*Exercise details*:
Find how many lines in the material hold the word "icon", then state that number and nothing more.

━━━ Provided records

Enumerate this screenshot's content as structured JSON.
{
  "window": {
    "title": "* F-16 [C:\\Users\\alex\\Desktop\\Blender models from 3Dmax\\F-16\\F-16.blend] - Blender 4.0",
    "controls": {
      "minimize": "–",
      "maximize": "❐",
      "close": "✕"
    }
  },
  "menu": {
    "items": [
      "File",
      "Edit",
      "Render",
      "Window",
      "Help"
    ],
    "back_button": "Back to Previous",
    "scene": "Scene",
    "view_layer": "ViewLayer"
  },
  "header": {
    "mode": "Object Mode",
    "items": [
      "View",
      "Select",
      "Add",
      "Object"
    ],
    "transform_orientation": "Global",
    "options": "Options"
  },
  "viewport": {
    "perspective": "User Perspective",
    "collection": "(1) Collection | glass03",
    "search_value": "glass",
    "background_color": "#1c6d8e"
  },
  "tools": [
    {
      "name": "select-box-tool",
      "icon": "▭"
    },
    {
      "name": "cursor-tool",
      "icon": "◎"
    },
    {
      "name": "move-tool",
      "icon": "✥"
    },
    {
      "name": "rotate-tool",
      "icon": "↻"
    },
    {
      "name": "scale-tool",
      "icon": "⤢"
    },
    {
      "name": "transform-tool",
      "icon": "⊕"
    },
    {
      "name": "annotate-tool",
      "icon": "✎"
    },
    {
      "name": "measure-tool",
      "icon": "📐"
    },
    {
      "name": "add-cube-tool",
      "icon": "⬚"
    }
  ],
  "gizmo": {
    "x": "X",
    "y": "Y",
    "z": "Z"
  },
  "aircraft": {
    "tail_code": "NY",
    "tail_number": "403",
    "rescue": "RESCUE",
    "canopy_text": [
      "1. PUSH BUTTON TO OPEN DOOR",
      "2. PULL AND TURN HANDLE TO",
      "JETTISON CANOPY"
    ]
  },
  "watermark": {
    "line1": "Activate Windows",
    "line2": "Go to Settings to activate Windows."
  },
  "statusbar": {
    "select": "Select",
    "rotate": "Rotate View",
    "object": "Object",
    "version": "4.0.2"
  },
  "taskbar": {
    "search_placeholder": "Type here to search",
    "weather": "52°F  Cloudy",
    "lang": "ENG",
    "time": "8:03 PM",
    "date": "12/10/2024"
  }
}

━━━━━━

*Reply*:
9